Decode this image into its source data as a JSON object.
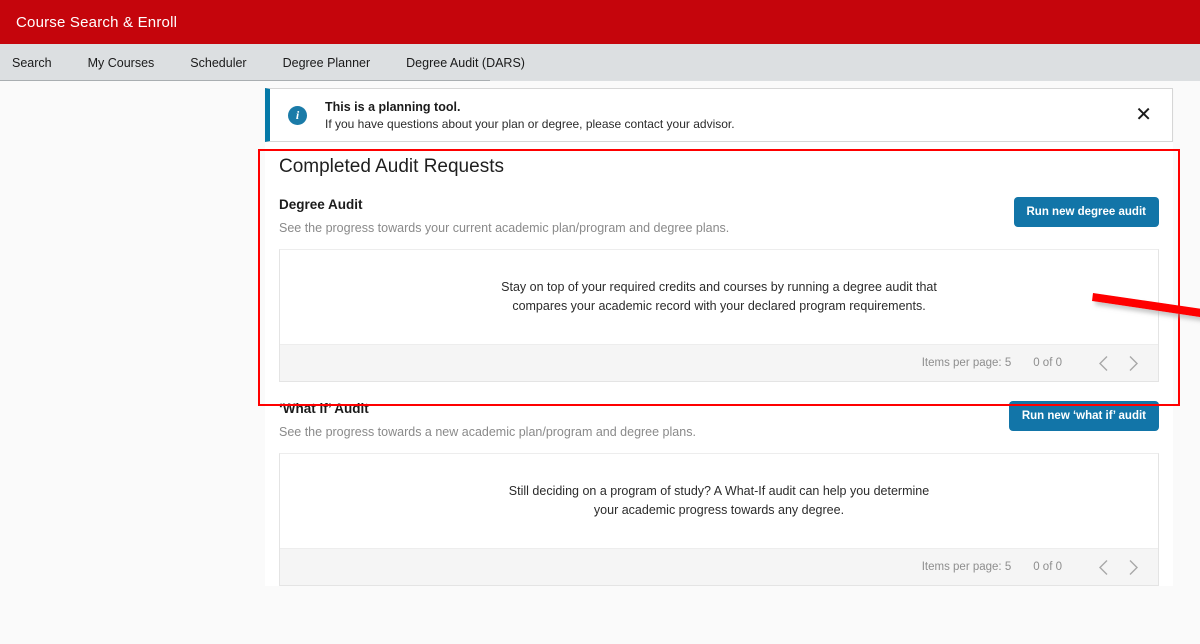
{
  "header": {
    "app_title": "Course Search & Enroll",
    "brand_color": "#c5050c"
  },
  "nav": {
    "tabs": [
      {
        "label": "Search"
      },
      {
        "label": "My Courses"
      },
      {
        "label": "Scheduler"
      },
      {
        "label": "Degree Planner"
      },
      {
        "label": "Degree Audit (DARS)"
      }
    ]
  },
  "banner": {
    "icon": "info-icon",
    "title": "This is a planning tool.",
    "subtitle": "If you have questions about your plan or degree, please contact your advisor.",
    "close_label": "✕",
    "accent_color": "#0479a8"
  },
  "main": {
    "card_title": "Completed Audit Requests",
    "sections": [
      {
        "heading": "Degree Audit",
        "description": "See the progress towards your current academic plan/program and degree plans.",
        "button_label": "Run new degree audit",
        "empty_line1": "Stay on top of your required credits and courses by running a degree audit that",
        "empty_line2": "compares your academic record with your declared program requirements.",
        "paginator": {
          "items_per_page_label": "Items per page: 5",
          "range_label": "0 of 0",
          "prev_icon": "chevron-left-icon",
          "next_icon": "chevron-right-icon"
        }
      },
      {
        "heading": "‘What if’ Audit",
        "description": "See the progress towards a new academic plan/program and degree plans.",
        "button_label": "Run new ‘what if’ audit",
        "empty_line1": "Still deciding on a program of study? A What-If audit can help you determine",
        "empty_line2": "your academic progress towards any degree.",
        "paginator": {
          "items_per_page_label": "Items per page: 5",
          "range_label": "0 of 0",
          "prev_icon": "chevron-left-icon",
          "next_icon": "chevron-right-icon"
        }
      }
    ]
  },
  "annotations": {
    "highlight_color": "#ff0000",
    "arrow_color": "#ff0000",
    "button_color": "#1275a8"
  }
}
========================
**EXERCISE OBJECTIVE**
Copy every record above exactly, leaving out the pictures.

**COMPLETED EXERCISE**
Decode this image into its source data as a JSON object.
{
  "header": {
    "app_title": "Course Search & Enroll",
    "brand_color": "#c5050c"
  },
  "nav": {
    "tabs": [
      {
        "label": "Search"
      },
      {
        "label": "My Courses"
      },
      {
        "label": "Scheduler"
      },
      {
        "label": "Degree Planner"
      },
      {
        "label": "Degree Audit (DARS)"
      }
    ]
  },
  "banner": {
    "icon": "info-icon",
    "title": "This is a planning tool.",
    "subtitle": "If you have questions about your plan or degree, please contact your advisor.",
    "close_label": "✕",
    "accent_color": "#0479a8"
  },
  "main": {
    "card_title": "Completed Audit Requests",
    "sections": [
      {
        "heading": "Degree Audit",
        "description": "See the progress towards your current academic plan/program and degree plans.",
        "button_label": "Run new degree audit",
        "empty_line1": "Stay on top of your required credits and courses by running a degree audit that",
        "empty_line2": "compares your academic record with your declared program requirements.",
        "paginator": {
          "items_per_page_label": "Items per page: 5",
          "range_label": "0 of 0",
          "prev_icon": "chevron-left-icon",
          "next_icon": "chevron-right-icon"
        }
      },
      {
        "heading": "‘What if’ Audit",
        "description": "See the progress towards a new academic plan/program and degree plans.",
        "button_label": "Run new ‘what if’ audit",
        "empty_line1": "Still deciding on a program of study? A What-If audit can help you determine",
        "empty_line2": "your academic progress towards any degree.",
        "paginator": {
          "items_per_page_label": "Items per page: 5",
          "range_label": "0 of 0",
          "prev_icon": "chevron-left-icon",
          "next_icon": "chevron-right-icon"
        }
      }
    ]
  },
  "annotations": {
    "highlight_color": "#ff0000",
    "arrow_color": "#ff0000",
    "button_color": "#1275a8"
  }
}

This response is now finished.